Stored records:
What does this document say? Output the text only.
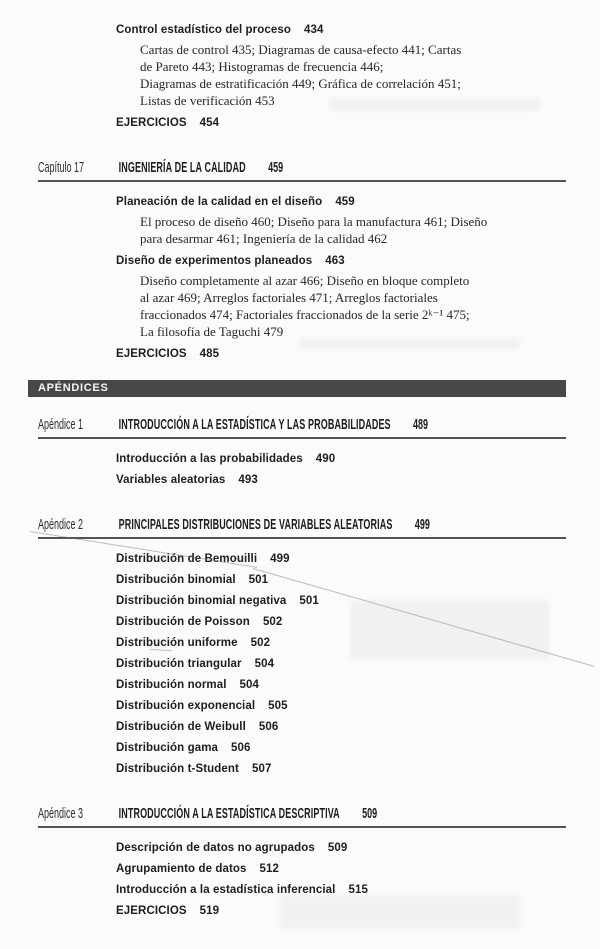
Control estadístico del proceso 434
Cartas de control 435; Diagramas de causa-efecto 441; Cartas
de Pareto 443; Histogramas de frecuencia 446;
Diagramas de estratificación 449; Gráfica de correlación 451;
Listas de verificación 453
EJERCICIOS 454
Capítulo 17 INGENIERÍA DE LA CALIDAD 459
Planeación de la calidad en el diseño 459
El proceso de diseño 460; Diseño para la manufactura 461; Diseño
para desarmar 461; Ingeniería de la calidad 462
Diseño de experimentos planeados 463
Diseño completamente al azar 466; Diseño en bloque completo
al azar 469; Arreglos factoriales 471; Arreglos factoriales
fraccionados 474; Factoriales fraccionados de la serie 2ᵏ⁻¹ 475;
La filosofía de Taguchi 479
EJERCICIOS 485
APÉNDICES
Apéndice 1 INTRODUCCIÓN A LA ESTADÍSTICA Y LAS PROBABILIDADES 489
Introducción a las probabilidades 490
Variables aleatorias 493
Apéndice 2 PRINCIPALES DISTRIBUCIONES DE VARIABLES ALEATORIAS 499
Distribución de Bemouilli 499
Distribución binomial 501
Distribución binomial negativa 501
Distribución de Poisson 502
Distribución uniforme 502
Distribución triangular 504
Distribución normal 504
Distribución exponencial 505
Distribución de Weibull 506
Distribución gama 506
Distribución t-Student 507
Apéndice 3 INTRODUCCIÓN A LA ESTADÍSTICA DESCRIPTIVA 509
Descripción de datos no agrupados 509
Agrupamiento de datos 512
Introducción a la estadística inferencial 515
EJERCICIOS 519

#### Problem statement:
Pull out all lines from the listing that contain the string "Diagramas".

#### Solved exercise:
Cartas de control 435; Diagramas de causa-efecto 441; Cartas
Diagramas de estratificación 449; Gráfica de correlación 451;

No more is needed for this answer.